Copy every line of the listing that holds the string "Growth".
━━━ Extracted data ━━━
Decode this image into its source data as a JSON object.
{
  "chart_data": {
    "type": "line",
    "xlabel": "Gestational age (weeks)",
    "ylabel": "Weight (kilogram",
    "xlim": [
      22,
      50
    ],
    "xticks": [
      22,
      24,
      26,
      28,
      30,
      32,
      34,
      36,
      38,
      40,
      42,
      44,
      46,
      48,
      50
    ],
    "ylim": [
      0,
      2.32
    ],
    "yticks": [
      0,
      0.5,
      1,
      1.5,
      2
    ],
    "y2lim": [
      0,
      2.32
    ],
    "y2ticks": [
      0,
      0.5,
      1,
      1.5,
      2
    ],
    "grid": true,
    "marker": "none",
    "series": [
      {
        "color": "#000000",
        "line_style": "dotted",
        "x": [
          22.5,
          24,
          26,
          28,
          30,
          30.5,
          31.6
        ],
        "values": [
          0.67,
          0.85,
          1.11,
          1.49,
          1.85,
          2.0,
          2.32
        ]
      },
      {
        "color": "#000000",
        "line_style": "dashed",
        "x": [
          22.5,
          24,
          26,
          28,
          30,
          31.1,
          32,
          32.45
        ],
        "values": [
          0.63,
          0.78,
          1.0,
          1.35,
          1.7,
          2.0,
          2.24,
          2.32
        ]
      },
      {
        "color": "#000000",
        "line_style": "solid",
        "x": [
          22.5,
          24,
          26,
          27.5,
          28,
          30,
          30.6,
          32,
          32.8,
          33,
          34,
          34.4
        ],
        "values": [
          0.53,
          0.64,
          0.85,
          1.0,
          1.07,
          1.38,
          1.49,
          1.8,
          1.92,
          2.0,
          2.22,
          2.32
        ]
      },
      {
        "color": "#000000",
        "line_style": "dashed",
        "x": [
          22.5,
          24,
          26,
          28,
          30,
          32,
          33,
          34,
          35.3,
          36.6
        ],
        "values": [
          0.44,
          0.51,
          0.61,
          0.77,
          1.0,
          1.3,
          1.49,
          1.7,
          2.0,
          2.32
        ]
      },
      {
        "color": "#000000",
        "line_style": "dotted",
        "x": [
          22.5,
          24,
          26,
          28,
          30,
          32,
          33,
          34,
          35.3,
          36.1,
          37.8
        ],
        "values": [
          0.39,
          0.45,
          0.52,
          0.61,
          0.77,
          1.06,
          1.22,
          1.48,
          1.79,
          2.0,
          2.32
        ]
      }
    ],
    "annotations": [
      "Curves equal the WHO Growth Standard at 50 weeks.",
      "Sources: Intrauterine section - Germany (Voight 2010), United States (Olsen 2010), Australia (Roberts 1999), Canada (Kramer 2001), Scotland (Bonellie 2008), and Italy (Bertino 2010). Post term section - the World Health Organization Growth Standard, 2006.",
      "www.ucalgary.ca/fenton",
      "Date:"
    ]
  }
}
━━━
» **Finished answer**
      "Curves equal the WHO Growth Standard at 50 weeks.",
      "Sources: Intrauterine section - Germany (Voight 2010), United States (Olsen 2010), Australia (Roberts 1999), Canada (Kramer 2001), Scotland (Bonellie 2008), and Italy (Bertino 2010). Post term section - the World Health Organization Growth Standard, 2006.",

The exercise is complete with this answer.